## [WHAT THIS TASK INVOLVES]
Without including any pictures, write out the listing below exactly.

** Start of TASK MATERIAL **

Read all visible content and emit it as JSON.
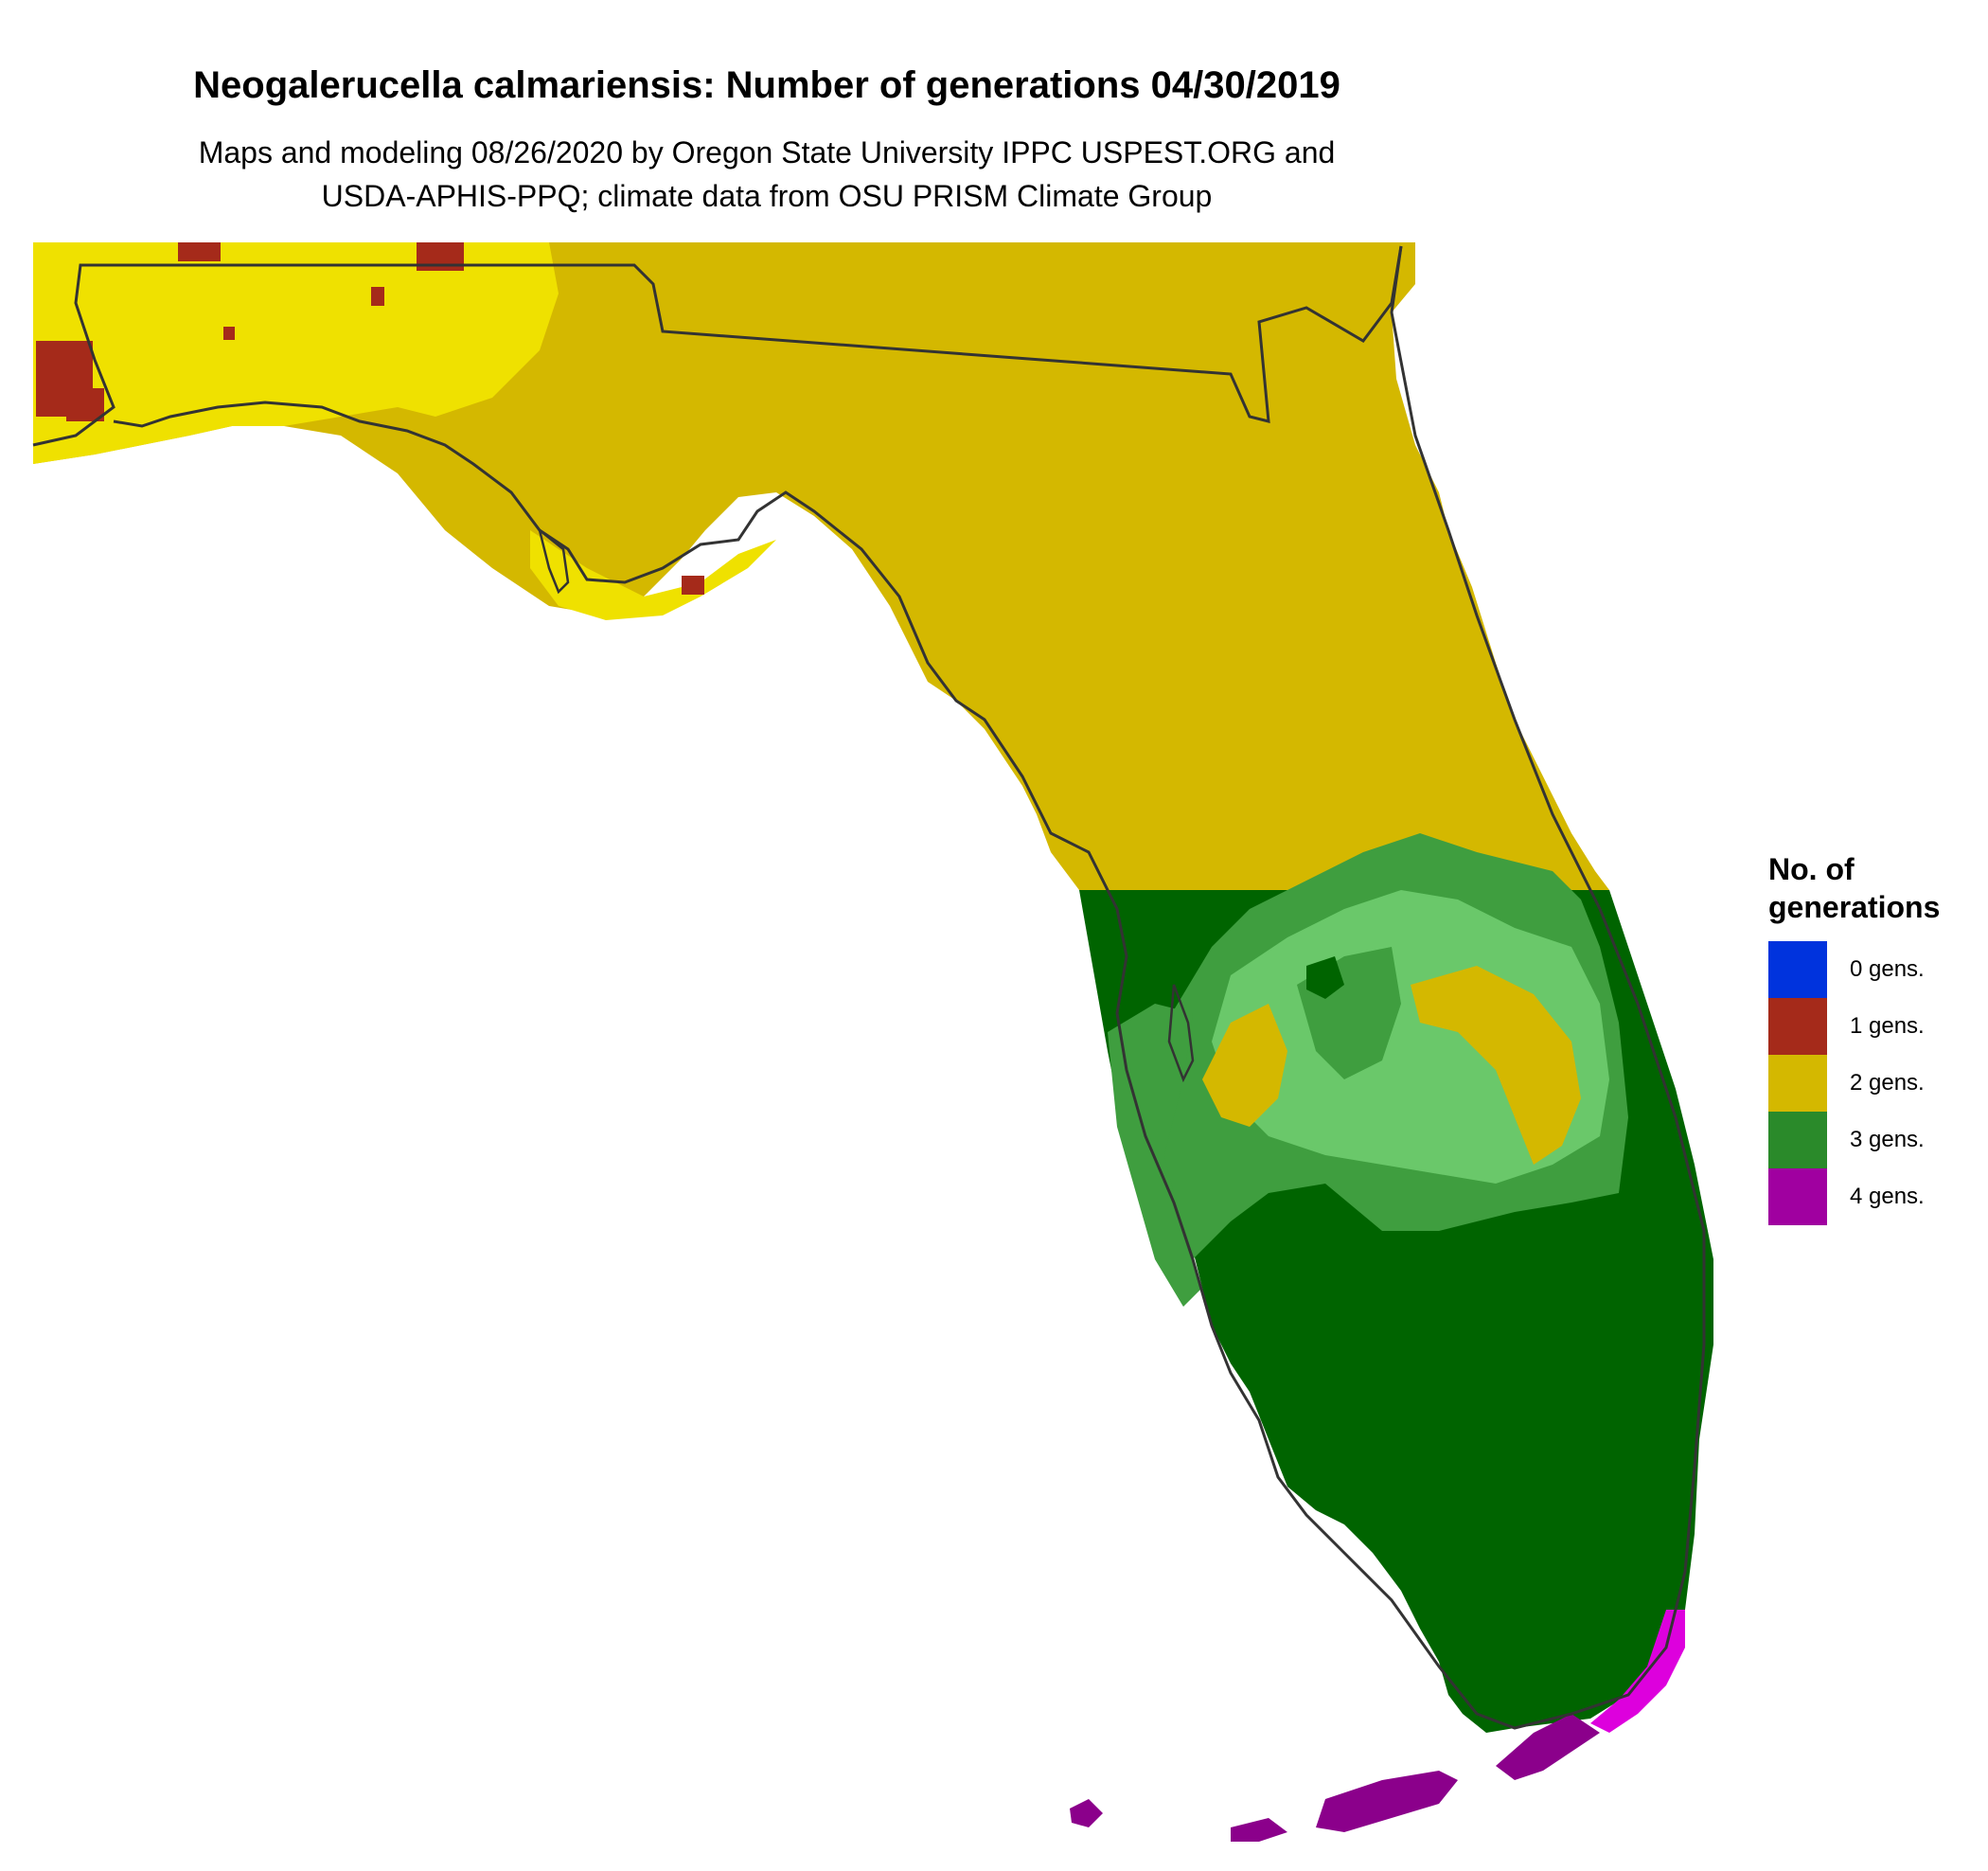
{
  "title": "Neogalerucella calmariensis: Number of generations 04/30/2019",
  "subtitle": {
    "line1": "Maps and modeling 08/26/2020 by Oregon State University IPPC USPEST.ORG and",
    "line2": "USDA-APHIS-PPQ; climate data from OSU PRISM Climate Group"
  },
  "map": {
    "region": "Florida"
  },
  "legend": {
    "title_line1": "No. of",
    "title_line2": "generations",
    "items": [
      {
        "label": "0 gens.",
        "color": "#0033dd"
      },
      {
        "label": "1 gens.",
        "color": "#a52a1a"
      },
      {
        "label": "2 gens.",
        "color": "#d4b800"
      },
      {
        "label": "3 gens.",
        "color": "#2a8a2a"
      },
      {
        "label": "4 gens.",
        "color": "#a000a0"
      }
    ]
  }
}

** End of TASK MATERIAL **

## [WRITTEN REPLY]
Read all visible content and emit it as JSON.
{
  "title": "Neogalerucella calmariensis: Number of generations 04/30/2019",
  "subtitle": {
    "line1": "Maps and modeling 08/26/2020 by Oregon State University IPPC USPEST.ORG and",
    "line2": "USDA-APHIS-PPQ; climate data from OSU PRISM Climate Group"
  },
  "map": {
    "region": "Florida"
  },
  "legend": {
    "title_line1": "No. of",
    "title_line2": "generations",
    "items": [
      {
        "label": "0 gens.",
        "color": "#0033dd"
      },
      {
        "label": "1 gens.",
        "color": "#a52a1a"
      },
      {
        "label": "2 gens.",
        "color": "#d4b800"
      },
      {
        "label": "3 gens.",
        "color": "#2a8a2a"
      },
      {
        "label": "4 gens.",
        "color": "#a000a0"
      }
    ]
  }
}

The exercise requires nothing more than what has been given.